SET EXERCISE: Among the lines below, list those containing the string "value".
______
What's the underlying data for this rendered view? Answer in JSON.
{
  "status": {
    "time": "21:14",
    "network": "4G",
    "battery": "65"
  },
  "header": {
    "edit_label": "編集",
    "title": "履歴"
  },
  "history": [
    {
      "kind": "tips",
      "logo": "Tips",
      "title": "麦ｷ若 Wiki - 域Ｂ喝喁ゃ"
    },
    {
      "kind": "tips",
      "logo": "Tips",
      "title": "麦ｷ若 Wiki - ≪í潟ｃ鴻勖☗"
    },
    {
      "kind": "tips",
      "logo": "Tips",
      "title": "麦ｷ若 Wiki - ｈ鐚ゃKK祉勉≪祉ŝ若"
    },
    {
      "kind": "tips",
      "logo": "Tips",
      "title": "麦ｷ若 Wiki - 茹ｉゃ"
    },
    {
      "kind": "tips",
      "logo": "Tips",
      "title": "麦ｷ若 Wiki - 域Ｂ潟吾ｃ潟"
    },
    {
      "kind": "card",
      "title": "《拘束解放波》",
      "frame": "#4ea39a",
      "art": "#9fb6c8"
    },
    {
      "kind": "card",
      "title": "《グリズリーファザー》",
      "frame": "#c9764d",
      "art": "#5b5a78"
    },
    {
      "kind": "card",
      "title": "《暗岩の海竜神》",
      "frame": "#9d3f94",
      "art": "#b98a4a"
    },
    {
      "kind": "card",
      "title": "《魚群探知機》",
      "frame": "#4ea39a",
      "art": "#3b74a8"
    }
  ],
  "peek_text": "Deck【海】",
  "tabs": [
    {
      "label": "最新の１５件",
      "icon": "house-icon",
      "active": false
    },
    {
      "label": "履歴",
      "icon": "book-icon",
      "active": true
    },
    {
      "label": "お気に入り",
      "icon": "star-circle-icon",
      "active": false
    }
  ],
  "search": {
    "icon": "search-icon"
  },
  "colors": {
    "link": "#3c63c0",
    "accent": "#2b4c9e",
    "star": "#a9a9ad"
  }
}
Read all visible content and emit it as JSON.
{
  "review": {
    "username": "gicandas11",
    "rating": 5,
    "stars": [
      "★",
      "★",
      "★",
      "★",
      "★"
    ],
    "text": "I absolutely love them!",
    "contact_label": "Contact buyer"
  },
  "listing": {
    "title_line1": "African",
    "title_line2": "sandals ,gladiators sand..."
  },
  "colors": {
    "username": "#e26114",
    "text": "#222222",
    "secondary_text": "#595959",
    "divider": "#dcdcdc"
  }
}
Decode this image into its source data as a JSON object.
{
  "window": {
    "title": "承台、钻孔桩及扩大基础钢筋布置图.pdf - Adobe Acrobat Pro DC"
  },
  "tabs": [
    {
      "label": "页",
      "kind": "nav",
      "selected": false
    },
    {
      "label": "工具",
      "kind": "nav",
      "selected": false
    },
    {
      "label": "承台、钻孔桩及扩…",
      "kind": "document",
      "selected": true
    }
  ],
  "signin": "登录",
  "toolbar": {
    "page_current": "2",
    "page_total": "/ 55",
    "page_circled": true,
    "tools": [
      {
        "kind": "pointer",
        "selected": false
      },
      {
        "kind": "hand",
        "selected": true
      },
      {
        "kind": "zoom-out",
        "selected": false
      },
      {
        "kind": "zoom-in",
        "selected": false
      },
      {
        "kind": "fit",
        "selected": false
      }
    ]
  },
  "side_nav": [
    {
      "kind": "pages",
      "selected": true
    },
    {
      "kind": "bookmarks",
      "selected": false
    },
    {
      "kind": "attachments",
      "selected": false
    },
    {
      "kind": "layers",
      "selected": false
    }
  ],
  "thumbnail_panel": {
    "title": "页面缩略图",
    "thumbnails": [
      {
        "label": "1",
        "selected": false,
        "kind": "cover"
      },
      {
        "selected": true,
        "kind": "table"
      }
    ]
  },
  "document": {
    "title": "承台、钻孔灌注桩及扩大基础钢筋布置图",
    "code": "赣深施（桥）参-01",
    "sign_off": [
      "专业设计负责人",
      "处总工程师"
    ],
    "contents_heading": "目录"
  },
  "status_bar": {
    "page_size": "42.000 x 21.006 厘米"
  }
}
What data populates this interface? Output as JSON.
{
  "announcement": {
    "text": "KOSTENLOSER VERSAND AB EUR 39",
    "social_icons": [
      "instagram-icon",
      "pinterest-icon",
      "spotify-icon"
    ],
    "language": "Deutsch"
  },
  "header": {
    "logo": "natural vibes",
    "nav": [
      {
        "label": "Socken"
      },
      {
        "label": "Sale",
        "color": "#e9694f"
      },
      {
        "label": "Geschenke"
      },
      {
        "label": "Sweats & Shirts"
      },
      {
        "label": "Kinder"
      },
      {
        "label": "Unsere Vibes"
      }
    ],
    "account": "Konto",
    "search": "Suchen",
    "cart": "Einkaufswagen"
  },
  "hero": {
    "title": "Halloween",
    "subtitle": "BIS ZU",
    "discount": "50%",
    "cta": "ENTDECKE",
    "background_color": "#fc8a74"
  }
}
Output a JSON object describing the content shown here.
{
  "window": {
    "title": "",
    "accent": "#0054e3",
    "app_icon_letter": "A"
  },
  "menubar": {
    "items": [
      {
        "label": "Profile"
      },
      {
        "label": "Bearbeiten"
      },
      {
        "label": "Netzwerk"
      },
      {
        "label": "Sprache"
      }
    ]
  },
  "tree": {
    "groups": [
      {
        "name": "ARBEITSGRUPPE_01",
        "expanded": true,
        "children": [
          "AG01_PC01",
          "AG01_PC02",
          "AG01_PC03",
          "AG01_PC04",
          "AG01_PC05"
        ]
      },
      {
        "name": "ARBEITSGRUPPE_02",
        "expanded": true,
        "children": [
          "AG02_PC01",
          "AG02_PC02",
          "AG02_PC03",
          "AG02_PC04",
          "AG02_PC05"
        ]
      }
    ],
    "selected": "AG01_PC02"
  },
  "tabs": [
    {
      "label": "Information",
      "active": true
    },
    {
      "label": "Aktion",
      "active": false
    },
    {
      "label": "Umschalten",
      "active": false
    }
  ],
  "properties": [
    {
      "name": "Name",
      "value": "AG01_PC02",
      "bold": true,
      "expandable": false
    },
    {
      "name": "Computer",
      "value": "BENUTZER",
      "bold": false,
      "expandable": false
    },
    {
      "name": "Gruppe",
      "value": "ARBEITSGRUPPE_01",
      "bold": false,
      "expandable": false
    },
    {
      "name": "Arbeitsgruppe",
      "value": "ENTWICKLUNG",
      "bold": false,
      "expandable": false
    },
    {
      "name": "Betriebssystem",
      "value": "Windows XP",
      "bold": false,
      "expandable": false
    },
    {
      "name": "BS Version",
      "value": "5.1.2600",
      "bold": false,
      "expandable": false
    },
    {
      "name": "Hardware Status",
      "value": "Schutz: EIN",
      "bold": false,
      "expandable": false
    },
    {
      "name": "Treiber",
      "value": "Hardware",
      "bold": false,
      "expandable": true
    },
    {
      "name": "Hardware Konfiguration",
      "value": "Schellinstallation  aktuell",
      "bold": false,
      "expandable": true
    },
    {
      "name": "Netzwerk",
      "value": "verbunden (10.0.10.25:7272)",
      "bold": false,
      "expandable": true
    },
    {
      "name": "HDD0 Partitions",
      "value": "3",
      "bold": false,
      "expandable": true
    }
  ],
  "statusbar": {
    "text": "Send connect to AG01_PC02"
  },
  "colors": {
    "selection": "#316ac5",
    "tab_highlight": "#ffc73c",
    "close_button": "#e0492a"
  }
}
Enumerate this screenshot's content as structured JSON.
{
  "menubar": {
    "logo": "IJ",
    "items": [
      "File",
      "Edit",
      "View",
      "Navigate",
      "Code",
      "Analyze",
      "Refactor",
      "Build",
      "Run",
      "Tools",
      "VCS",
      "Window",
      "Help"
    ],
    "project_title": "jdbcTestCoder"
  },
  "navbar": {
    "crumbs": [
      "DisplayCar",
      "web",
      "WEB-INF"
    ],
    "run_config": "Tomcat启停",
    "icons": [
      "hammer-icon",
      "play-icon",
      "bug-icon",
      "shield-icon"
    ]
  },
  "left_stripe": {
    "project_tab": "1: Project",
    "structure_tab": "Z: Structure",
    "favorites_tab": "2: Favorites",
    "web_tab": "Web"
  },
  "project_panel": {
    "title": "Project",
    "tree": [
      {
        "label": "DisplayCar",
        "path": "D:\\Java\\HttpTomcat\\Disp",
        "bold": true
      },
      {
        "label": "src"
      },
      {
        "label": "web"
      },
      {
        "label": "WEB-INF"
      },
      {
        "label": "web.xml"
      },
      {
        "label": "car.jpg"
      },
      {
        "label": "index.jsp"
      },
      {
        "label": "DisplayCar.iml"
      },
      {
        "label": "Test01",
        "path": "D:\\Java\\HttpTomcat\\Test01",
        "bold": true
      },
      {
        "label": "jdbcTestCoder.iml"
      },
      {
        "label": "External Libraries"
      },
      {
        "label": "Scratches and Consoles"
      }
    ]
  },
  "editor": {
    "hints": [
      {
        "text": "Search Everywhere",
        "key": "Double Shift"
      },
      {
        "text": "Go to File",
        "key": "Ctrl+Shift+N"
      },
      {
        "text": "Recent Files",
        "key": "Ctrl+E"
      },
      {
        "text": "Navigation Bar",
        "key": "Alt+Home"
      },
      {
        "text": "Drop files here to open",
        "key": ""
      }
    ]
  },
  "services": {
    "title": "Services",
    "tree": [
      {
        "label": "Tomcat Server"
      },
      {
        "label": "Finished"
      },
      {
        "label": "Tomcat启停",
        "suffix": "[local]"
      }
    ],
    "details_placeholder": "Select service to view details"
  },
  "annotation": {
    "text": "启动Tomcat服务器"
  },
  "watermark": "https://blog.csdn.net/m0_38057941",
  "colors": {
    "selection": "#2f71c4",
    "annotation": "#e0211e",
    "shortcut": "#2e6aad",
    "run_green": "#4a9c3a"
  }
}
______
IN RESPONSE:
      "value": "AG01_PC02",
      "value": "BENUTZER",
      "value": "ARBEITSGRUPPE_01",
      "value": "ENTWICKLUNG",
      "value": "Windows XP",
      "value": "5.1.2600",
      "value": "Schutz: EIN",
      "value": "Hardware",
      "value": "Schellinstallation  aktuell",
      "value": "verbunden (10.0.10.25:7272)",
      "value": "3",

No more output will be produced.